** START OF Entries **

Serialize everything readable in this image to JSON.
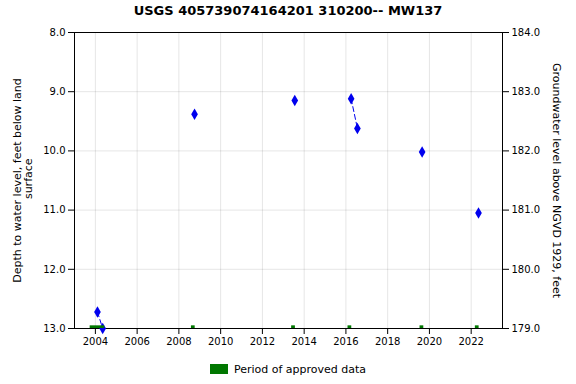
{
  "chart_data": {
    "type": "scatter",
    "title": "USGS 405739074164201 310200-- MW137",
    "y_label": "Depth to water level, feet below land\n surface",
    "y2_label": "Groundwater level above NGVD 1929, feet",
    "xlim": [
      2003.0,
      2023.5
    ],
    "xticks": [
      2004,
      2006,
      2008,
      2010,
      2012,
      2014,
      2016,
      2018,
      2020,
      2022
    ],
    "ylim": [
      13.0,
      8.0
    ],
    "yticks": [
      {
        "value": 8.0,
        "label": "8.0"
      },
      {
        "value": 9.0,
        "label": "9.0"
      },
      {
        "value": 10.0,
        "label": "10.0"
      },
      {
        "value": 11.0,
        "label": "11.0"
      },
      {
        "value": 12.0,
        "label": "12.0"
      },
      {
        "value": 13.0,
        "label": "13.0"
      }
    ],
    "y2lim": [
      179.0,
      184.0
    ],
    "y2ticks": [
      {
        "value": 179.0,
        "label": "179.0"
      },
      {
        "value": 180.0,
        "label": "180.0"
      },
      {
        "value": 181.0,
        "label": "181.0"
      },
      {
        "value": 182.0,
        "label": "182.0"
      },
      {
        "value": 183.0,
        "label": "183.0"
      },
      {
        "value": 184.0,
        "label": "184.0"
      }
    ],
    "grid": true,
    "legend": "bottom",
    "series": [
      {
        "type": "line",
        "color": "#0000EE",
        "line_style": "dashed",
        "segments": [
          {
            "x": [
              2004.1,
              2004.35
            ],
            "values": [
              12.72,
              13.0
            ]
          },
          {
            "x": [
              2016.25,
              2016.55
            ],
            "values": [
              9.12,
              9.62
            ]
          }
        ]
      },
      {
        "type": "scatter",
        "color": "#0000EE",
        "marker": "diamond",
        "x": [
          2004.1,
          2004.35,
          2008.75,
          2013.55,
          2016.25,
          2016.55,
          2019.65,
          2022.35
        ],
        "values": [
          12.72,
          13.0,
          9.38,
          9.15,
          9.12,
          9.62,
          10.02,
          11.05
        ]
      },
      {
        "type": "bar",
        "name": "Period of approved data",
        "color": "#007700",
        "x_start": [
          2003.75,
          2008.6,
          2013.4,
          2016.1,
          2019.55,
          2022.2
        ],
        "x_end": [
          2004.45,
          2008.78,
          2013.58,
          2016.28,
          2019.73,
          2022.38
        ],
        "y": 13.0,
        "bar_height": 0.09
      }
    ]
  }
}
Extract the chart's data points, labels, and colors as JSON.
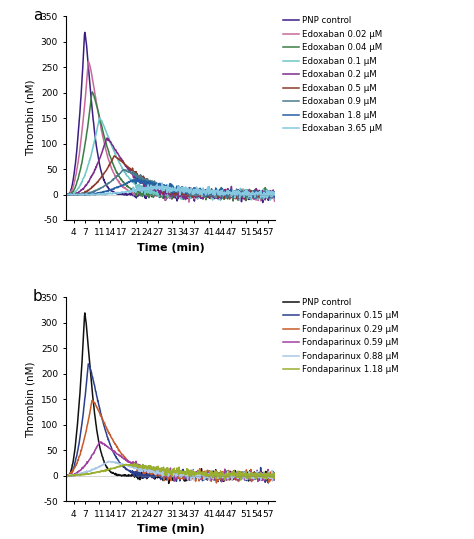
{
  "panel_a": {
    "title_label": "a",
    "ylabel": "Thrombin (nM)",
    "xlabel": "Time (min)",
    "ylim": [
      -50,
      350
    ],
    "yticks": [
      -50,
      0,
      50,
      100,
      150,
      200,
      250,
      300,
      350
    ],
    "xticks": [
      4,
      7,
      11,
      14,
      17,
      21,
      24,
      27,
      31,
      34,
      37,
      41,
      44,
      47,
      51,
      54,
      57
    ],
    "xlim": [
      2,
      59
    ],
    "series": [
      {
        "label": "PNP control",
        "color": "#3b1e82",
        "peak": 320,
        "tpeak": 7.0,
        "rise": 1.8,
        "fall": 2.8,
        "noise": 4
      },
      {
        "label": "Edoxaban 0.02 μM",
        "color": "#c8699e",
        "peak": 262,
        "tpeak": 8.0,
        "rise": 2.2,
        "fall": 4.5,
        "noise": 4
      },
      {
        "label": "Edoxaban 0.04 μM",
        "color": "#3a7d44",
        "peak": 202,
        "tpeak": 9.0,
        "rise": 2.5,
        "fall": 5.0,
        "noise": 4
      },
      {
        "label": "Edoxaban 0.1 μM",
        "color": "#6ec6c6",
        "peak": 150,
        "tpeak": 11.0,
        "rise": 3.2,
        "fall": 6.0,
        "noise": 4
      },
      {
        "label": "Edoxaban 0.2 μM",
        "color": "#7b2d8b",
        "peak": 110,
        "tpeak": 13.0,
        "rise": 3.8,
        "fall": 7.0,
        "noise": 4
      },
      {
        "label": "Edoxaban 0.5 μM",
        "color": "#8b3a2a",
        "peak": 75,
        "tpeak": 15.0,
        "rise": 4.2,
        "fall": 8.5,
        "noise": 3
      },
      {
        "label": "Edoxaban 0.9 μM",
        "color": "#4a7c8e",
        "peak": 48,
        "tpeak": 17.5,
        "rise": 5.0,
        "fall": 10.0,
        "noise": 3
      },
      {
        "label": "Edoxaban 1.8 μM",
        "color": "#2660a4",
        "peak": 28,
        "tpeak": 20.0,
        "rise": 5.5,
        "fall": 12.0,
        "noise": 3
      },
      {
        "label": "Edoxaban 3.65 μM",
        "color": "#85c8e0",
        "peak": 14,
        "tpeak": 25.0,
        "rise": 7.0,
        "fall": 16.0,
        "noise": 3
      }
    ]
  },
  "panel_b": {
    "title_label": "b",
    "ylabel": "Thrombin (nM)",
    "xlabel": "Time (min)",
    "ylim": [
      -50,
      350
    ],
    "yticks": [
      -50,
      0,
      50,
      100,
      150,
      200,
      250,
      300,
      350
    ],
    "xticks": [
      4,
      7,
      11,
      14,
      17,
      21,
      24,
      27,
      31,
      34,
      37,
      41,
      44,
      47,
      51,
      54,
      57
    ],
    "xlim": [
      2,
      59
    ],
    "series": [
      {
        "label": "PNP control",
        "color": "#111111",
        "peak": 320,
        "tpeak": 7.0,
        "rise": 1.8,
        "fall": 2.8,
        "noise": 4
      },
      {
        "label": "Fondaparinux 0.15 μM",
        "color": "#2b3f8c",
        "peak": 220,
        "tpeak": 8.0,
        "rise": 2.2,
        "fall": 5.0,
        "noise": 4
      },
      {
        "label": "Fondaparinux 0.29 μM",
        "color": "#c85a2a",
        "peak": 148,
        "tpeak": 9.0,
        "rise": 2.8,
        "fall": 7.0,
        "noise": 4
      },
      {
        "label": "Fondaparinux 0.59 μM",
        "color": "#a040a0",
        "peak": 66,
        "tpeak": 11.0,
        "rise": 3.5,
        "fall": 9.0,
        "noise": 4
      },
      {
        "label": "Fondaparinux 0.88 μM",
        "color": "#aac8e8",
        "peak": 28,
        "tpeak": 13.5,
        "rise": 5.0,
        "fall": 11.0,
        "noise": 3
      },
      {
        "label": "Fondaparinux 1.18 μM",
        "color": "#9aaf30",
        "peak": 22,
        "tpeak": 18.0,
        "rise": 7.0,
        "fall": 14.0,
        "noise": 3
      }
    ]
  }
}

** END OF Entries **

Reproduce the material in full, word for word, and omit the pictures.

Serialize everything readable in this image to JSON.
{
  "chart_data": {
    "type": "scatter",
    "title": "USGS 405739074164201 310200-- MW137",
    "y_label": "Depth to water level, feet below land\n surface",
    "y2_label": "Groundwater level above NGVD 1929, feet",
    "xlim": [
      2003.0,
      2023.5
    ],
    "xticks": [
      2004,
      2006,
      2008,
      2010,
      2012,
      2014,
      2016,
      2018,
      2020,
      2022
    ],
    "ylim": [
      13.0,
      8.0
    ],
    "yticks": [
      {
        "value": 8.0,
        "label": "8.0"
      },
      {
        "value": 9.0,
        "label": "9.0"
      },
      {
        "value": 10.0,
        "label": "10.0"
      },
      {
        "value": 11.0,
        "label": "11.0"
      },
      {
        "value": 12.0,
        "label": "12.0"
      },
      {
        "value": 13.0,
        "label": "13.0"
      }
    ],
    "y2lim": [
      179.0,
      184.0
    ],
    "y2ticks": [
      {
        "value": 179.0,
        "label": "179.0"
      },
      {
        "value": 180.0,
        "label": "180.0"
      },
      {
        "value": 181.0,
        "label": "181.0"
      },
      {
        "value": 182.0,
        "label": "182.0"
      },
      {
        "value": 183.0,
        "label": "183.0"
      },
      {
        "value": 184.0,
        "label": "184.0"
      }
    ],
    "grid": true,
    "legend": "bottom",
    "series": [
      {
        "type": "line",
        "color": "#0000EE",
        "line_style": "dashed",
        "segments": [
          {
            "x": [
              2004.1,
              2004.35
            ],
            "values": [
              12.72,
              13.0
            ]
          },
          {
            "x": [
              2016.25,
              2016.55
            ],
            "values": [
              9.12,
              9.62
            ]
          }
        ]
      },
      {
        "type": "scatter",
        "color": "#0000EE",
        "marker": "diamond",
        "x": [
          2004.1,
          2004.35,
          2008.75,
          2013.55,
          2016.25,
          2016.55,
          2019.65,
          2022.35
        ],
        "values": [
          12.72,
          13.0,
          9.38,
          9.15,
          9.12,
          9.62,
          10.02,
          11.05
        ]
      },
      {
        "type": "bar",
        "name": "Period of approved data",
        "color": "#007700",
        "x_start": [
          2003.75,
          2008.6,
          2013.4,
          2016.1,
          2019.55,
          2022.2
        ],
        "x_end": [
          2004.45,
          2008.78,
          2013.58,
          2016.28,
          2019.73,
          2022.38
        ],
        "y": 13.0,
        "bar_height": 0.09
      }
    ]
  }
}
Extract the chart's data points, labels, and colors as JSON.
{
  "panel_a": {
    "title_label": "a",
    "ylabel": "Thrombin (nM)",
    "xlabel": "Time (min)",
    "ylim": [
      -50,
      350
    ],
    "yticks": [
      -50,
      0,
      50,
      100,
      150,
      200,
      250,
      300,
      350
    ],
    "xticks": [
      4,
      7,
      11,
      14,
      17,
      21,
      24,
      27,
      31,
      34,
      37,
      41,
      44,
      47,
      51,
      54,
      57
    ],
    "xlim": [
      2,
      59
    ],
    "series": [
      {
        "label": "PNP control",
        "color": "#3b1e82",
        "peak": 320,
        "tpeak": 7.0,
        "rise": 1.8,
        "fall": 2.8,
        "noise": 4
      },
      {
        "label": "Edoxaban 0.02 μM",
        "color": "#c8699e",
        "peak": 262,
        "tpeak": 8.0,
        "rise": 2.2,
        "fall": 4.5,
        "noise": 4
      },
      {
        "label": "Edoxaban 0.04 μM",
        "color": "#3a7d44",
        "peak": 202,
        "tpeak": 9.0,
        "rise": 2.5,
        "fall": 5.0,
        "noise": 4
      },
      {
        "label": "Edoxaban 0.1 μM",
        "color": "#6ec6c6",
        "peak": 150,
        "tpeak": 11.0,
        "rise": 3.2,
        "fall": 6.0,
        "noise": 4
      },
      {
        "label": "Edoxaban 0.2 μM",
        "color": "#7b2d8b",
        "peak": 110,
        "tpeak": 13.0,
        "rise": 3.8,
        "fall": 7.0,
        "noise": 4
      },
      {
        "label": "Edoxaban 0.5 μM",
        "color": "#8b3a2a",
        "peak": 75,
        "tpeak": 15.0,
        "rise": 4.2,
        "fall": 8.5,
        "noise": 3
      },
      {
        "label": "Edoxaban 0.9 μM",
        "color": "#4a7c8e",
        "peak": 48,
        "tpeak": 17.5,
        "rise": 5.0,
        "fall": 10.0,
        "noise": 3
      },
      {
        "label": "Edoxaban 1.8 μM",
        "color": "#2660a4",
        "peak": 28,
        "tpeak": 20.0,
        "rise": 5.5,
        "fall": 12.0,
        "noise": 3
      },
      {
        "label": "Edoxaban 3.65 μM",
        "color": "#85c8e0",
        "peak": 14,
        "tpeak": 25.0,
        "rise": 7.0,
        "fall": 16.0,
        "noise": 3
      }
    ]
  },
  "panel_b": {
    "title_label": "b",
    "ylabel": "Thrombin (nM)",
    "xlabel": "Time (min)",
    "ylim": [
      -50,
      350
    ],
    "yticks": [
      -50,
      0,
      50,
      100,
      150,
      200,
      250,
      300,
      350
    ],
    "xticks": [
      4,
      7,
      11,
      14,
      17,
      21,
      24,
      27,
      31,
      34,
      37,
      41,
      44,
      47,
      51,
      54,
      57
    ],
    "xlim": [
      2,
      59
    ],
    "series": [
      {
        "label": "PNP control",
        "color": "#111111",
        "peak": 320,
        "tpeak": 7.0,
        "rise": 1.8,
        "fall": 2.8,
        "noise": 4
      },
      {
        "label": "Fondaparinux 0.15 μM",
        "color": "#2b3f8c",
        "peak": 220,
        "tpeak": 8.0,
        "rise": 2.2,
        "fall": 5.0,
        "noise": 4
      },
      {
        "label": "Fondaparinux 0.29 μM",
        "color": "#c85a2a",
        "peak": 148,
        "tpeak": 9.0,
        "rise": 2.8,
        "fall": 7.0,
        "noise": 4
      },
      {
        "label": "Fondaparinux 0.59 μM",
        "color": "#a040a0",
        "peak": 66,
        "tpeak": 11.0,
        "rise": 3.5,
        "fall": 9.0,
        "noise": 4
      },
      {
        "label": "Fondaparinux 0.88 μM",
        "color": "#aac8e8",
        "peak": 28,
        "tpeak": 13.5,
        "rise": 5.0,
        "fall": 11.0,
        "noise": 3
      },
      {
        "label": "Fondaparinux 1.18 μM",
        "color": "#9aaf30",
        "peak": 22,
        "tpeak": 18.0,
        "rise": 7.0,
        "fall": 14.0,
        "noise": 3
      }
    ]
  }
}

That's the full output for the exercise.